* **Available records**
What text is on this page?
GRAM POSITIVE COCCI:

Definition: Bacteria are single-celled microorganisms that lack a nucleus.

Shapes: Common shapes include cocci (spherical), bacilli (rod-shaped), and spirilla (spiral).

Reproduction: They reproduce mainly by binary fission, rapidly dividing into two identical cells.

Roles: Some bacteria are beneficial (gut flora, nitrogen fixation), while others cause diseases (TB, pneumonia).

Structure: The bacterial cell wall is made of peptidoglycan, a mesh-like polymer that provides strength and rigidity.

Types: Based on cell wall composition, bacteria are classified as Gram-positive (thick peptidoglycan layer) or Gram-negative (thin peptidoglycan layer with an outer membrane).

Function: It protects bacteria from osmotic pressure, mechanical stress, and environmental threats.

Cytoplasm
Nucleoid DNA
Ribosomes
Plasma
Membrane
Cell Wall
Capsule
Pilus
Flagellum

* **Assignment**
In full and without change, transcribe every line of the records above.

* **Expected answer**
What text is on this page?
GRAM POSITIVE COCCI:

Definition: Bacteria are single-celled microorganisms that lack a nucleus.

Shapes: Common shapes include cocci (spherical), bacilli (rod-shaped), and spirilla (spiral).

Reproduction: They reproduce mainly by binary fission, rapidly dividing into two identical cells.

Roles: Some bacteria are beneficial (gut flora, nitrogen fixation), while others cause diseases (TB, pneumonia).

Structure: The bacterial cell wall is made of peptidoglycan, a mesh-like polymer that provides strength and rigidity.

Types: Based on cell wall composition, bacteria are classified as Gram-positive (thick peptidoglycan layer) or Gram-negative (thin peptidoglycan layer with an outer membrane).

Function: It protects bacteria from osmotic pressure, mechanical stress, and environmental threats.

Cytoplasm
Nucleoid DNA
Ribosomes
Plasma
Membrane
Cell Wall
Capsule
Pilus
Flagellum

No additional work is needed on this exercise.